▶ _Provided text_
============================================================

These observations lead to two fundamental conclusions: the teaching of 
evolution should be an integral part of science instruction, and creation 
science is in fact not science and should not be presented as such in science 
classes.

Terms Used in Describing the Nature of Science*

Fact: In science, an observation that has been repeatedly confirmed and for all 
practical purposes is accepted as "true." Truth in science, however, is never 
final, and what is accepted as a fact today may be modified or even discarded 
tomorrow.  Hypothesis: A tentative statement about the natural world leading to 
deductions that can be tested. If the deductions are verified, the hypothesis 
is provisionally corroborated. If the deductions are incorrect, the original 
hypothesis is proved false and must be abandoned or modified. Hypotheses can be 
used to build more complex inferences and explanations.  Law: A descriptive 
generalization about how some aspect of the natural world behaves under stated 
circumstances.  Theory: In science, a well-substantiated explanation of some 
aspect of the natural world that can incorporate facts, laws, inferences, and 
tested hypotheses.  The contention that evolution should be taught as a 
"theory, not as a fact" confuses the common use of these words with the 
scientific use. In science, theories do not turn into facts through the 
accumulation of evidence. Rather, theories are the end points of science. They 
are understandings that develop from extensive observation, experimentation, 
and creative reflection. They incorporate a large body of scientific facts, 
laws, tested hypotheses, and logical inferences. In this sense, evolution is 
one of the strongest and most useful scientific theories we have.  *Adapted 
from Teaching About Evolution and the Nature of Science by the National Academy 
of Sciences (Washington, D.C.: National Academy Press, 1998).

The Origin of the Universe, Earth, and Life

The term "evolution" usually refers to the biological evolution of living 
things. But the processes by which planets, stars, galaxies, and the universe 
form and change over time are also types of "evolution." In all of these cases 
there is change over time, although the processes involved are quite different.

============================================================

▶ _Input data_
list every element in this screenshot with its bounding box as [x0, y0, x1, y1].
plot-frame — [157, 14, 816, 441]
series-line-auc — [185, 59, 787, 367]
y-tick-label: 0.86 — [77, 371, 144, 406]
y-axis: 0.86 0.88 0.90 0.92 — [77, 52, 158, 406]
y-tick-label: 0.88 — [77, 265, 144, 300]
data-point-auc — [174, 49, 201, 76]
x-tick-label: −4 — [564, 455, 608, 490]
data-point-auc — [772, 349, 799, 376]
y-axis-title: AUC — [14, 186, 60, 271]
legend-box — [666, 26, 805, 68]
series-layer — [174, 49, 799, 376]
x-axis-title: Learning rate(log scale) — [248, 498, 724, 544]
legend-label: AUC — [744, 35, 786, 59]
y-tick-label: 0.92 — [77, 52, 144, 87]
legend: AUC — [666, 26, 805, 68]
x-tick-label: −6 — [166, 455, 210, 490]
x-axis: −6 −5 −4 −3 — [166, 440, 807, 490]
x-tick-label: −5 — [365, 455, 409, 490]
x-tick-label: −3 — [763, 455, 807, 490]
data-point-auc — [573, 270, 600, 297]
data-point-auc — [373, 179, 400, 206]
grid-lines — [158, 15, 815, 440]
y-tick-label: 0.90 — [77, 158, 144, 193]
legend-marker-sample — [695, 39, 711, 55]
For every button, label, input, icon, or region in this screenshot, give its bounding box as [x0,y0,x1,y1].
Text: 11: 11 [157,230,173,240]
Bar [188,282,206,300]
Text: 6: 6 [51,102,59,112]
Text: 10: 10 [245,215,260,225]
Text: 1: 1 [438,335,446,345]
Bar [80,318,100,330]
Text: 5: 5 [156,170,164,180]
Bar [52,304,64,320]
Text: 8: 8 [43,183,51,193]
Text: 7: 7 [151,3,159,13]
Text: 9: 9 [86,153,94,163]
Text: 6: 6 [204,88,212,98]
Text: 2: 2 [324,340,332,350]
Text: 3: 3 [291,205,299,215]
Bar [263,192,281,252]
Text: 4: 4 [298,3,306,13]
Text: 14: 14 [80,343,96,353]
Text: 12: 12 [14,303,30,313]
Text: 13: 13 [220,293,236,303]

============================================================

▶ _Task set_
**A)** Reproduce the evolution text starting with "The Origin of" and going on through "are quite different.", swapping "galaxies" for "nebulae".
**B)** In the evolution text, how is a law defined in science?

▶ _Results for the exercise_
**A)**
The Origin of the Universe, Earth, and Life

The term "evolution" usually refers to the biological evolution of living 
things. But the processes by which planets, stars, nebulae, and the universe 
form and change over time are also types of "evolution." In all of these cases 
there is change over time, although the processes involved are quite different.

**B)** A law is a descriptive generalization about how some aspect of the natural world behaves under stated circumstances.